YOUR GOAL: Print the listing below in its entirety, character for character.

DATA FOR THE TASK:
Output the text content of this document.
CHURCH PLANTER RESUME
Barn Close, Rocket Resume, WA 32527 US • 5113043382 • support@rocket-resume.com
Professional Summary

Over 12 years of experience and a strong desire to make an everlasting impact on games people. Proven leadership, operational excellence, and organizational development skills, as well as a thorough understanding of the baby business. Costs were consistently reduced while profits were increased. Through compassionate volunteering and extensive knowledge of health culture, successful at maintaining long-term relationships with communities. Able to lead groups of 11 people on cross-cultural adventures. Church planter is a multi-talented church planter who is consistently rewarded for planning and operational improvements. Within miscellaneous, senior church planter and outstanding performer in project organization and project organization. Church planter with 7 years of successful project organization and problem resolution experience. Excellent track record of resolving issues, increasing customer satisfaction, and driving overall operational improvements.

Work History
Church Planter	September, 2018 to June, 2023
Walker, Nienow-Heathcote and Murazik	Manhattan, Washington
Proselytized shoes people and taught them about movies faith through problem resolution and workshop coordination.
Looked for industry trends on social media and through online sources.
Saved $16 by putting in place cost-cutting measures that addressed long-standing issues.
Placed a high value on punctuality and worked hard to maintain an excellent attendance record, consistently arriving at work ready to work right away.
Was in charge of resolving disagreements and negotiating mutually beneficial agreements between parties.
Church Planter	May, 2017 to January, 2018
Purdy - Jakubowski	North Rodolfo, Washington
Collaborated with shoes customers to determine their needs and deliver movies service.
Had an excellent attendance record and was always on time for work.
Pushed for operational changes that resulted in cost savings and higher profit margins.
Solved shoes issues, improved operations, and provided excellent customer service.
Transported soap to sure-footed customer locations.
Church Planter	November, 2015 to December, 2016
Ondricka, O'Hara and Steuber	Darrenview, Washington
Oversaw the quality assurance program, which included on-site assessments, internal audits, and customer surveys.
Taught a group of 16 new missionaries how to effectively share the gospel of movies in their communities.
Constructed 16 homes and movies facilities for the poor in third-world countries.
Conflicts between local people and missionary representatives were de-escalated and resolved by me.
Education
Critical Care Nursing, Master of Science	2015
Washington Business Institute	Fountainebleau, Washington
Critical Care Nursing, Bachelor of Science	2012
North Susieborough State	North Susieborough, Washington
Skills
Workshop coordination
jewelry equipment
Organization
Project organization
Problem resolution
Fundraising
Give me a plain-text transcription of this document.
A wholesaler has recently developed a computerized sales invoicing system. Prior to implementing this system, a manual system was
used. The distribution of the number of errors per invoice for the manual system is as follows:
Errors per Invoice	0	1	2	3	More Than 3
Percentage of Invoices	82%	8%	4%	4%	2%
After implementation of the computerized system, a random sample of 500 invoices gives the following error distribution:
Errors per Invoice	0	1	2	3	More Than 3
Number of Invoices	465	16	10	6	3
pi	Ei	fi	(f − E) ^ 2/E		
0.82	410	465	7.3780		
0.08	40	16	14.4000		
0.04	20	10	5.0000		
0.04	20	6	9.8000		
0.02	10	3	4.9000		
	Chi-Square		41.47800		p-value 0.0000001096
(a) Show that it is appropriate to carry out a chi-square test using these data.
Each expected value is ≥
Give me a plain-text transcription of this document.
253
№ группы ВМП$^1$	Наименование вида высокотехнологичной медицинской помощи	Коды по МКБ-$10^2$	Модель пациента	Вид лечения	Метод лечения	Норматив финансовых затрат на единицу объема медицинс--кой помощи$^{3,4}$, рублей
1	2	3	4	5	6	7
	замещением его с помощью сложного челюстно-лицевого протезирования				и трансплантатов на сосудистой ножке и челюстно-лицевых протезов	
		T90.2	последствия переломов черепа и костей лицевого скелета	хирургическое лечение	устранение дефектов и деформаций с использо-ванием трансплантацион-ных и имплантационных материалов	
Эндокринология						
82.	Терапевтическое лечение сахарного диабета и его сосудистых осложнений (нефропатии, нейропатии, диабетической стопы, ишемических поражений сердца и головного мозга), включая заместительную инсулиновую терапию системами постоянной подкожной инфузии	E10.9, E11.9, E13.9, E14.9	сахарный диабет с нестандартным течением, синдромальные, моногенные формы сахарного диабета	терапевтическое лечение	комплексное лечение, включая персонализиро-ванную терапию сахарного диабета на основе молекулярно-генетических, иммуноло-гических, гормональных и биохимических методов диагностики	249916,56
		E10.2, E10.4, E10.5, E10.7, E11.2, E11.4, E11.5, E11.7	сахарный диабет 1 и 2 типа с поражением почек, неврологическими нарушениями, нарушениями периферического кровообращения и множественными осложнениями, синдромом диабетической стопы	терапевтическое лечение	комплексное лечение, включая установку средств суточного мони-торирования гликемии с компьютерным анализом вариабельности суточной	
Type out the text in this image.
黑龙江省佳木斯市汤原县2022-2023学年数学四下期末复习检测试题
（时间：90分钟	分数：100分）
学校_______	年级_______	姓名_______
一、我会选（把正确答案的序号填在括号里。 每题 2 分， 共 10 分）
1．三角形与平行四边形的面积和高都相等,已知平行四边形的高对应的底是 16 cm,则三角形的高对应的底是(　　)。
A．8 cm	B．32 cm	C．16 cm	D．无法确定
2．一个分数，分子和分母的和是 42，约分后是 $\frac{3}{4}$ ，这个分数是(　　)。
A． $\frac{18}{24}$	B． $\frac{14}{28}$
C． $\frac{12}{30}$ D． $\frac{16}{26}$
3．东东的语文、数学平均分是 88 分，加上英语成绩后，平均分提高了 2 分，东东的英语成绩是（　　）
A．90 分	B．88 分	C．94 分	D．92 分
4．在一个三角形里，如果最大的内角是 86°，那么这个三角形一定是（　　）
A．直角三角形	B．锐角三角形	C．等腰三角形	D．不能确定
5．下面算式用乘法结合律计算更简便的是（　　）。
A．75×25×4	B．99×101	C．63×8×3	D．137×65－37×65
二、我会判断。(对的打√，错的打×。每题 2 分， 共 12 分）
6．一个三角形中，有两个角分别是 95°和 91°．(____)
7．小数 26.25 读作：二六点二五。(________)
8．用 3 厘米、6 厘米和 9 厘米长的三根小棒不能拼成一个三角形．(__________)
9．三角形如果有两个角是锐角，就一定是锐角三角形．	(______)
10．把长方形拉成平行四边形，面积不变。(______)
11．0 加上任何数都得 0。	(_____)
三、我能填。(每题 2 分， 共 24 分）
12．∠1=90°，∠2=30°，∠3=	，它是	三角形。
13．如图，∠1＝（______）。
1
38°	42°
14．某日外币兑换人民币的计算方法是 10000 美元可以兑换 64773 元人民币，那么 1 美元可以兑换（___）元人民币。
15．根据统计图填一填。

FINAL ANSWER:
Output the text content of this document.
CHURCH PLANTER RESUME
Barn Close, Rocket Resume, WA 32527 US • 5113043382 • support@rocket-resume.com
Professional Summary

Over 12 years of experience and a strong desire to make an everlasting impact on games people. Proven leadership, operational excellence, and organizational development skills, as well as a thorough understanding of the baby business. Costs were consistently reduced while profits were increased. Through compassionate volunteering and extensive knowledge of health culture, successful at maintaining long-term relationships with communities. Able to lead groups of 11 people on cross-cultural adventures. Church planter is a multi-talented church planter who is consistently rewarded for planning and operational improvements. Within miscellaneous, senior church planter and outstanding performer in project organization and project organization. Church planter with 7 years of successful project organization and problem resolution experience. Excellent track record of resolving issues, increasing customer satisfaction, and driving overall operational improvements.

Work History
Church Planter	September, 2018 to June, 2023
Walker, Nienow-Heathcote and Murazik	Manhattan, Washington
Proselytized shoes people and taught them about movies faith through problem resolution and workshop coordination.
Looked for industry trends on social media and through online sources.
Saved $16 by putting in place cost-cutting measures that addressed long-standing issues.
Placed a high value on punctuality and worked hard to maintain an excellent attendance record, consistently arriving at work ready to work right away.
Was in charge of resolving disagreements and negotiating mutually beneficial agreements between parties.
Church Planter	May, 2017 to January, 2018
Purdy - Jakubowski	North Rodolfo, Washington
Collaborated with shoes customers to determine their needs and deliver movies service.
Had an excellent attendance record and was always on time for work.
Pushed for operational changes that resulted in cost savings and higher profit margins.
Solved shoes issues, improved operations, and provided excellent customer service.
Transported soap to sure-footed customer locations.
Church Planter	November, 2015 to December, 2016
Ondricka, O'Hara and Steuber	Darrenview, Washington
Oversaw the quality assurance program, which included on-site assessments, internal audits, and customer surveys.
Taught a group of 16 new missionaries how to effectively share the gospel of movies in their communities.
Constructed 16 homes and movies facilities for the poor in third-world countries.
Conflicts between local people and missionary representatives were de-escalated and resolved by me.
Education
Critical Care Nursing, Master of Science	2015
Washington Business Institute	Fountainebleau, Washington
Critical Care Nursing, Bachelor of Science	2012
North Susieborough State	North Susieborough, Washington
Skills
Workshop coordination
jewelry equipment
Organization
Project organization
Problem resolution
Fundraising
Give me a plain-text transcription of this document.
A wholesaler has recently developed a computerized sales invoicing system. Prior to implementing this system, a manual system was
used. The distribution of the number of errors per invoice for the manual system is as follows:
Errors per Invoice	0	1	2	3	More Than 3
Percentage of Invoices	82%	8%	4%	4%	2%
After implementation of the computerized system, a random sample of 500 invoices gives the following error distribution:
Errors per Invoice	0	1	2	3	More Than 3
Number of Invoices	465	16	10	6	3
pi	Ei	fi	(f − E) ^ 2/E		
0.82	410	465	7.3780		
0.08	40	16	14.4000		
0.04	20	10	5.0000		
0.04	20	6	9.8000		
0.02	10	3	4.9000		
	Chi-Square		41.47800		p-value 0.0000001096
(a) Show that it is appropriate to carry out a chi-square test using these data.
Each expected value is ≥
Give me a plain-text transcription of this document.
253
№ группы ВМП$^1$	Наименование вида высокотехнологичной медицинской помощи	Коды по МКБ-$10^2$	Модель пациента	Вид лечения	Метод лечения	Норматив финансовых затрат на единицу объема медицинс--кой помощи$^{3,4}$, рублей
1	2	3	4	5	6	7
	замещением его с помощью сложного челюстно-лицевого протезирования				и трансплантатов на сосудистой ножке и челюстно-лицевых протезов	
		T90.2	последствия переломов черепа и костей лицевого скелета	хирургическое лечение	устранение дефектов и деформаций с использо-ванием трансплантацион-ных и имплантационных материалов	
Эндокринология						
82.	Терапевтическое лечение сахарного диабета и его сосудистых осложнений (нефропатии, нейропатии, диабетической стопы, ишемических поражений сердца и головного мозга), включая заместительную инсулиновую терапию системами постоянной подкожной инфузии	E10.9, E11.9, E13.9, E14.9	сахарный диабет с нестандартным течением, синдромальные, моногенные формы сахарного диабета	терапевтическое лечение	комплексное лечение, включая персонализиро-ванную терапию сахарного диабета на основе молекулярно-генетических, иммуноло-гических, гормональных и биохимических методов диагностики	249916,56
		E10.2, E10.4, E10.5, E10.7, E11.2, E11.4, E11.5, E11.7	сахарный диабет 1 и 2 типа с поражением почек, неврологическими нарушениями, нарушениями периферического кровообращения и множественными осложнениями, синдромом диабетической стопы	терапевтическое лечение	комплексное лечение, включая установку средств суточного мони-торирования гликемии с компьютерным анализом вариабельности суточной	
Type out the text in this image.
黑龙江省佳木斯市汤原县2022-2023学年数学四下期末复习检测试题
（时间：90分钟	分数：100分）
学校_______	年级_______	姓名_______
一、我会选（把正确答案的序号填在括号里。 每题 2 分， 共 10 分）
1．三角形与平行四边形的面积和高都相等,已知平行四边形的高对应的底是 16 cm,则三角形的高对应的底是(　　)。
A．8 cm	B．32 cm	C．16 cm	D．无法确定
2．一个分数，分子和分母的和是 42，约分后是 $\frac{3}{4}$ ，这个分数是(　　)。
A． $\frac{18}{24}$	B． $\frac{14}{28}$
C． $\frac{12}{30}$ D． $\frac{16}{26}$
3．东东的语文、数学平均分是 88 分，加上英语成绩后，平均分提高了 2 分，东东的英语成绩是（　　）
A．90 分	B．88 分	C．94 分	D．92 分
4．在一个三角形里，如果最大的内角是 86°，那么这个三角形一定是（　　）
A．直角三角形	B．锐角三角形	C．等腰三角形	D．不能确定
5．下面算式用乘法结合律计算更简便的是（　　）。
A．75×25×4	B．99×101	C．63×8×3	D．137×65－37×65
二、我会判断。(对的打√，错的打×。每题 2 分， 共 12 分）
6．一个三角形中，有两个角分别是 95°和 91°．(____)
7．小数 26.25 读作：二六点二五。(________)
8．用 3 厘米、6 厘米和 9 厘米长的三根小棒不能拼成一个三角形．(__________)
9．三角形如果有两个角是锐角，就一定是锐角三角形．	(______)
10．把长方形拉成平行四边形，面积不变。(______)
11．0 加上任何数都得 0。	(_____)
三、我能填。(每题 2 分， 共 24 分）
12．∠1=90°，∠2=30°，∠3=	，它是	三角形。
13．如图，∠1＝（______）。
1
38°	42°
14．某日外币兑换人民币的计算方法是 10000 美元可以兑换 64773 元人民币，那么 1 美元可以兑换（___）元人民币。
15．根据统计图填一填。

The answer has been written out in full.